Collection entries
*****
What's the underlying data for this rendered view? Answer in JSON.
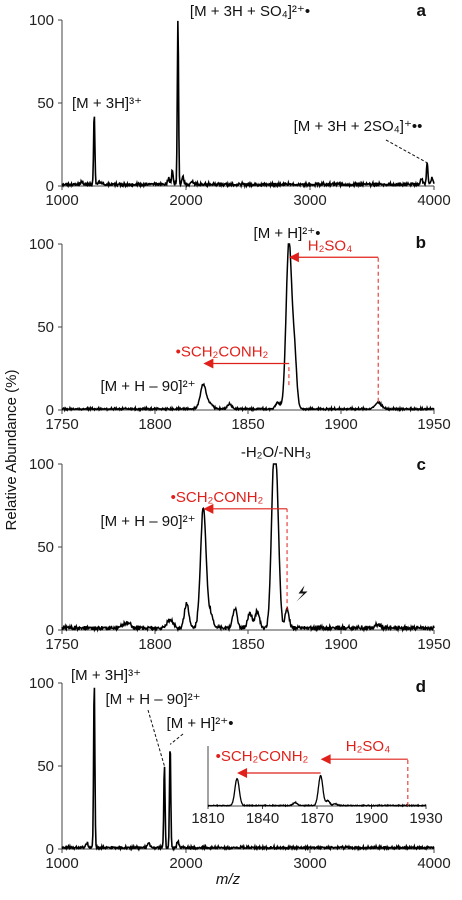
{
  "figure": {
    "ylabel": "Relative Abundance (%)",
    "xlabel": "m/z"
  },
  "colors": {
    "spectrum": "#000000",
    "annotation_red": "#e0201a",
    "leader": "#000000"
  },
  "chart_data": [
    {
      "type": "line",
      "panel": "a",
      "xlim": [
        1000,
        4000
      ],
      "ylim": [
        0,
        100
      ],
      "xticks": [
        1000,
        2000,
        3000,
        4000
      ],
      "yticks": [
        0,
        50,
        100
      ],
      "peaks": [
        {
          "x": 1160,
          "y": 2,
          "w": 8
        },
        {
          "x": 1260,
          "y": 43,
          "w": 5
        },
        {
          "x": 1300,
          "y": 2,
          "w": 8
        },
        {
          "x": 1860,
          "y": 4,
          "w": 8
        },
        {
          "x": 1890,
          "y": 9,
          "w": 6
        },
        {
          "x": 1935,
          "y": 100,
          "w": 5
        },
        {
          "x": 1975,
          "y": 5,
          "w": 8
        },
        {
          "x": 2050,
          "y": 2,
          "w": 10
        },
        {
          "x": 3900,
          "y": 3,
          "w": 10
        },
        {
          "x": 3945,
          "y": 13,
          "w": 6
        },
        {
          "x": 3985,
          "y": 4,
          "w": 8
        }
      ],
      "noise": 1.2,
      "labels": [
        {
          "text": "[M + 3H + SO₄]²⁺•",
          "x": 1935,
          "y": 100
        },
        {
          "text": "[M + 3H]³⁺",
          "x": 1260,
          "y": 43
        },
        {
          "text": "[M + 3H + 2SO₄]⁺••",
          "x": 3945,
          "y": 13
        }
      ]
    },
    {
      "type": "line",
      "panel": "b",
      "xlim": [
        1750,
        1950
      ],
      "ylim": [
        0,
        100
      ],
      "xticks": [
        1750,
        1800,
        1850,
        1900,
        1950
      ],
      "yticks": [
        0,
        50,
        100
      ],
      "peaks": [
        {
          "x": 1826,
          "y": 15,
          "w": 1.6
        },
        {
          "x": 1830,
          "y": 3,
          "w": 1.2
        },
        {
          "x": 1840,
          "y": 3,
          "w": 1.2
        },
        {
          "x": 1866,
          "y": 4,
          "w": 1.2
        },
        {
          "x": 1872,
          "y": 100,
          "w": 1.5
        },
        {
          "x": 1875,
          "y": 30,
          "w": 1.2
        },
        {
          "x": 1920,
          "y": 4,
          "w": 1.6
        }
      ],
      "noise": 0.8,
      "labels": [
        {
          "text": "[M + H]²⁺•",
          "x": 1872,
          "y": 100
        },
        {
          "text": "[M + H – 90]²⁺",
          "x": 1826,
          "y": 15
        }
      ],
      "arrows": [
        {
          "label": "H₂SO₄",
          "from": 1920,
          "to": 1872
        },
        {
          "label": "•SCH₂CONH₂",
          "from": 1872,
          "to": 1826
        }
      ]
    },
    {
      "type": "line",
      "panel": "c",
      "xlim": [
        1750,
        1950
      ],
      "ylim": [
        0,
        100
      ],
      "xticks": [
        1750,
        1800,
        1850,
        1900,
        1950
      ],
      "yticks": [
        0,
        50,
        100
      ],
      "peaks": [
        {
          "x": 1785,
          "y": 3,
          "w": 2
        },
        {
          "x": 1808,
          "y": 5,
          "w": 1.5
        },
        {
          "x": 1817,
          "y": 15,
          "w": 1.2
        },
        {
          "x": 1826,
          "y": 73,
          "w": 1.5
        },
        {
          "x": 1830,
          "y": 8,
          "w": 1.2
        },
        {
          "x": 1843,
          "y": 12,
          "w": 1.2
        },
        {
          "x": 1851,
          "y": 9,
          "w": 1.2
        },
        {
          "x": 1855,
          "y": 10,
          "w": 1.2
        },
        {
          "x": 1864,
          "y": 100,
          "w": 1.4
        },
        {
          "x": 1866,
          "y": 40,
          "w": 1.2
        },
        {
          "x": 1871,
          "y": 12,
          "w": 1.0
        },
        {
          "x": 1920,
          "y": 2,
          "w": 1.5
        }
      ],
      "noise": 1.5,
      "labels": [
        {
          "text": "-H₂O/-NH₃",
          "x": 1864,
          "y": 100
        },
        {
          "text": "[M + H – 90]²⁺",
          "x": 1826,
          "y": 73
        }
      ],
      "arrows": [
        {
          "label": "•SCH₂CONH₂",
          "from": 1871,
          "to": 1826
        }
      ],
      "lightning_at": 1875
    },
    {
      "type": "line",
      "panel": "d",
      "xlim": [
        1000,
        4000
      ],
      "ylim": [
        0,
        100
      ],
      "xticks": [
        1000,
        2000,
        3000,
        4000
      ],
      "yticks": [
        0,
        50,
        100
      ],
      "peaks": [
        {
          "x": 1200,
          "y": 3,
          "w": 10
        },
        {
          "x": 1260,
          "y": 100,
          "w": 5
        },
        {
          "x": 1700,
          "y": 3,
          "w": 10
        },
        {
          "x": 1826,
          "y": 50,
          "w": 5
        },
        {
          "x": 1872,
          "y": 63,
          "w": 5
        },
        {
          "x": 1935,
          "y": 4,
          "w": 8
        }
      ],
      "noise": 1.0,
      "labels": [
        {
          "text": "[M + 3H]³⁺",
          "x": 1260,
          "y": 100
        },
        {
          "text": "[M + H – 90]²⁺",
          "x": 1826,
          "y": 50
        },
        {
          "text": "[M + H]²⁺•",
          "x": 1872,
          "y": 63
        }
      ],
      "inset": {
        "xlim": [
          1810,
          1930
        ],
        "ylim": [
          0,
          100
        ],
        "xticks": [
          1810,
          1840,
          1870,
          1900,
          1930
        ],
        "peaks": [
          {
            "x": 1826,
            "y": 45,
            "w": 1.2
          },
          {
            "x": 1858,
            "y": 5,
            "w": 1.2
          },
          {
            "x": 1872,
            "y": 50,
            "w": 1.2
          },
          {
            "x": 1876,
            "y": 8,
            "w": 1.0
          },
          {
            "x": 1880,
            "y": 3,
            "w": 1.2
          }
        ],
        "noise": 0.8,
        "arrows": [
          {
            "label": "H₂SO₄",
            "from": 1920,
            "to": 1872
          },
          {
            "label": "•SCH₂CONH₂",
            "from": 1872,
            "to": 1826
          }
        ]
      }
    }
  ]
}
*****
Brief:
Each record above should be copied character for character, with pictures dropped.

Correct result:
What's the underlying data for this rendered view? Answer in JSON.
{
  "figure": {
    "ylabel": "Relative Abundance (%)",
    "xlabel": "m/z"
  },
  "colors": {
    "spectrum": "#000000",
    "annotation_red": "#e0201a",
    "leader": "#000000"
  },
  "chart_data": [
    {
      "type": "line",
      "panel": "a",
      "xlim": [
        1000,
        4000
      ],
      "ylim": [
        0,
        100
      ],
      "xticks": [
        1000,
        2000,
        3000,
        4000
      ],
      "yticks": [
        0,
        50,
        100
      ],
      "peaks": [
        {
          "x": 1160,
          "y": 2,
          "w": 8
        },
        {
          "x": 1260,
          "y": 43,
          "w": 5
        },
        {
          "x": 1300,
          "y": 2,
          "w": 8
        },
        {
          "x": 1860,
          "y": 4,
          "w": 8
        },
        {
          "x": 1890,
          "y": 9,
          "w": 6
        },
        {
          "x": 1935,
          "y": 100,
          "w": 5
        },
        {
          "x": 1975,
          "y": 5,
          "w": 8
        },
        {
          "x": 2050,
          "y": 2,
          "w": 10
        },
        {
          "x": 3900,
          "y": 3,
          "w": 10
        },
        {
          "x": 3945,
          "y": 13,
          "w": 6
        },
        {
          "x": 3985,
          "y": 4,
          "w": 8
        }
      ],
      "noise": 1.2,
      "labels": [
        {
          "text": "[M + 3H + SO₄]²⁺•",
          "x": 1935,
          "y": 100
        },
        {
          "text": "[M + 3H]³⁺",
          "x": 1260,
          "y": 43
        },
        {
          "text": "[M + 3H + 2SO₄]⁺••",
          "x": 3945,
          "y": 13
        }
      ]
    },
    {
      "type": "line",
      "panel": "b",
      "xlim": [
        1750,
        1950
      ],
      "ylim": [
        0,
        100
      ],
      "xticks": [
        1750,
        1800,
        1850,
        1900,
        1950
      ],
      "yticks": [
        0,
        50,
        100
      ],
      "peaks": [
        {
          "x": 1826,
          "y": 15,
          "w": 1.6
        },
        {
          "x": 1830,
          "y": 3,
          "w": 1.2
        },
        {
          "x": 1840,
          "y": 3,
          "w": 1.2
        },
        {
          "x": 1866,
          "y": 4,
          "w": 1.2
        },
        {
          "x": 1872,
          "y": 100,
          "w": 1.5
        },
        {
          "x": 1875,
          "y": 30,
          "w": 1.2
        },
        {
          "x": 1920,
          "y": 4,
          "w": 1.6
        }
      ],
      "noise": 0.8,
      "labels": [
        {
          "text": "[M + H]²⁺•",
          "x": 1872,
          "y": 100
        },
        {
          "text": "[M + H – 90]²⁺",
          "x": 1826,
          "y": 15
        }
      ],
      "arrows": [
        {
          "label": "H₂SO₄",
          "from": 1920,
          "to": 1872
        },
        {
          "label": "•SCH₂CONH₂",
          "from": 1872,
          "to": 1826
        }
      ]
    },
    {
      "type": "line",
      "panel": "c",
      "xlim": [
        1750,
        1950
      ],
      "ylim": [
        0,
        100
      ],
      "xticks": [
        1750,
        1800,
        1850,
        1900,
        1950
      ],
      "yticks": [
        0,
        50,
        100
      ],
      "peaks": [
        {
          "x": 1785,
          "y": 3,
          "w": 2
        },
        {
          "x": 1808,
          "y": 5,
          "w": 1.5
        },
        {
          "x": 1817,
          "y": 15,
          "w": 1.2
        },
        {
          "x": 1826,
          "y": 73,
          "w": 1.5
        },
        {
          "x": 1830,
          "y": 8,
          "w": 1.2
        },
        {
          "x": 1843,
          "y": 12,
          "w": 1.2
        },
        {
          "x": 1851,
          "y": 9,
          "w": 1.2
        },
        {
          "x": 1855,
          "y": 10,
          "w": 1.2
        },
        {
          "x": 1864,
          "y": 100,
          "w": 1.4
        },
        {
          "x": 1866,
          "y": 40,
          "w": 1.2
        },
        {
          "x": 1871,
          "y": 12,
          "w": 1.0
        },
        {
          "x": 1920,
          "y": 2,
          "w": 1.5
        }
      ],
      "noise": 1.5,
      "labels": [
        {
          "text": "-H₂O/-NH₃",
          "x": 1864,
          "y": 100
        },
        {
          "text": "[M + H – 90]²⁺",
          "x": 1826,
          "y": 73
        }
      ],
      "arrows": [
        {
          "label": "•SCH₂CONH₂",
          "from": 1871,
          "to": 1826
        }
      ],
      "lightning_at": 1875
    },
    {
      "type": "line",
      "panel": "d",
      "xlim": [
        1000,
        4000
      ],
      "ylim": [
        0,
        100
      ],
      "xticks": [
        1000,
        2000,
        3000,
        4000
      ],
      "yticks": [
        0,
        50,
        100
      ],
      "peaks": [
        {
          "x": 1200,
          "y": 3,
          "w": 10
        },
        {
          "x": 1260,
          "y": 100,
          "w": 5
        },
        {
          "x": 1700,
          "y": 3,
          "w": 10
        },
        {
          "x": 1826,
          "y": 50,
          "w": 5
        },
        {
          "x": 1872,
          "y": 63,
          "w": 5
        },
        {
          "x": 1935,
          "y": 4,
          "w": 8
        }
      ],
      "noise": 1.0,
      "labels": [
        {
          "text": "[M + 3H]³⁺",
          "x": 1260,
          "y": 100
        },
        {
          "text": "[M + H – 90]²⁺",
          "x": 1826,
          "y": 50
        },
        {
          "text": "[M + H]²⁺•",
          "x": 1872,
          "y": 63
        }
      ],
      "inset": {
        "xlim": [
          1810,
          1930
        ],
        "ylim": [
          0,
          100
        ],
        "xticks": [
          1810,
          1840,
          1870,
          1900,
          1930
        ],
        "peaks": [
          {
            "x": 1826,
            "y": 45,
            "w": 1.2
          },
          {
            "x": 1858,
            "y": 5,
            "w": 1.2
          },
          {
            "x": 1872,
            "y": 50,
            "w": 1.2
          },
          {
            "x": 1876,
            "y": 8,
            "w": 1.0
          },
          {
            "x": 1880,
            "y": 3,
            "w": 1.2
          }
        ],
        "noise": 0.8,
        "arrows": [
          {
            "label": "H₂SO₄",
            "from": 1920,
            "to": 1872
          },
          {
            "label": "•SCH₂CONH₂",
            "from": 1872,
            "to": 1826
          }
        ]
      }
    }
  ]
}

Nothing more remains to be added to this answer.